▸ **THE PROBLEM**
Report how many lines contain "this"; state the number and nothing else.

(Collected data)

# # # #

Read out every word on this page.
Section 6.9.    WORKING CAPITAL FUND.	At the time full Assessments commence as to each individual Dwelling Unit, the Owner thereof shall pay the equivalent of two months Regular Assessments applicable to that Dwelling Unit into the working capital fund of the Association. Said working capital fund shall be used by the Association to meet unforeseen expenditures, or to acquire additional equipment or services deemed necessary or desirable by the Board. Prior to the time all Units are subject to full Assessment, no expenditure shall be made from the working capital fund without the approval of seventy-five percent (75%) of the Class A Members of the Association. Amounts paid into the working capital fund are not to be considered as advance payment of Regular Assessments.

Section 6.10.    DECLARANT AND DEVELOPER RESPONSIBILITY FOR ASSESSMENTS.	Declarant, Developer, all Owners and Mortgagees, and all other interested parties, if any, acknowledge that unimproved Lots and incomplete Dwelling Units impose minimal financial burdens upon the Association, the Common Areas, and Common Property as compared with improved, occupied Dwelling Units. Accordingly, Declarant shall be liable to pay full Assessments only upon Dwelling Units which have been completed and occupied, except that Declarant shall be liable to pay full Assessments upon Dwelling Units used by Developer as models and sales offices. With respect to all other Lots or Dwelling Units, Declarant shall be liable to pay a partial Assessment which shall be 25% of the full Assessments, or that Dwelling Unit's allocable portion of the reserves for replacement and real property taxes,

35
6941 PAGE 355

# # # #

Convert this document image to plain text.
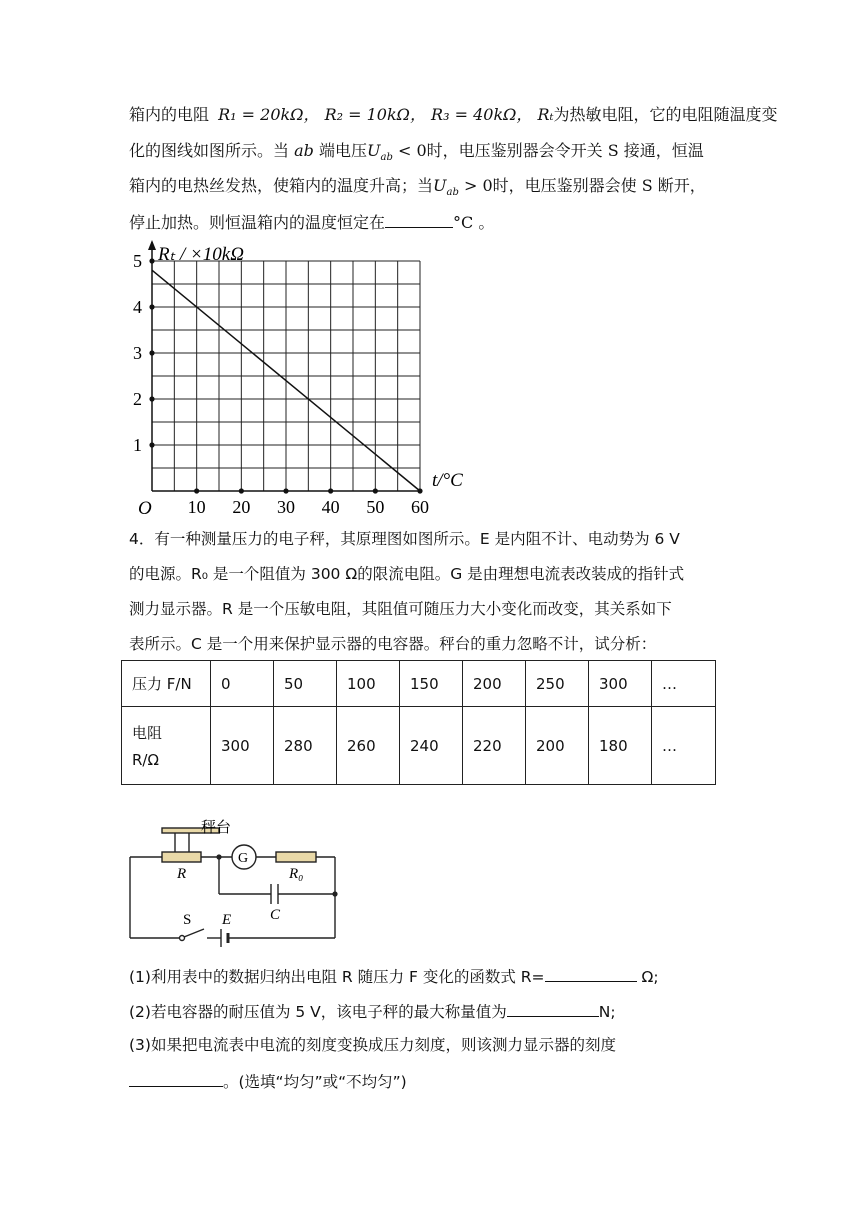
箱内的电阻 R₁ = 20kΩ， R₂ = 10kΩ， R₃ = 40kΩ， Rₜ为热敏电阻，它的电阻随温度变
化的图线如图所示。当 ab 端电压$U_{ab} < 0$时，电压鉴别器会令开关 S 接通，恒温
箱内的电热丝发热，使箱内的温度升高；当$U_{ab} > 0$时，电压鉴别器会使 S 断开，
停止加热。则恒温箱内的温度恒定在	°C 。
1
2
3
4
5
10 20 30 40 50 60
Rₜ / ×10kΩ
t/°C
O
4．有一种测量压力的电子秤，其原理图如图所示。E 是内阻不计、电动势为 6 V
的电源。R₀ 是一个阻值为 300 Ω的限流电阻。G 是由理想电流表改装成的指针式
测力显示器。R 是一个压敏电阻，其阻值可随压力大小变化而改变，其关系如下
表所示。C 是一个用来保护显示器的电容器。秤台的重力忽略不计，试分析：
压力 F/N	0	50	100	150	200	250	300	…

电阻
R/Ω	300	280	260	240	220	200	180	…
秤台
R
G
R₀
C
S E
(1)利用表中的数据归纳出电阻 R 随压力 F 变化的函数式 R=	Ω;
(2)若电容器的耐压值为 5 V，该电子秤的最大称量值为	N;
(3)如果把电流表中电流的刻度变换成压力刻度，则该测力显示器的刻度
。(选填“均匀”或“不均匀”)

# # # #

▸ **CORRECT OUTPUT**
2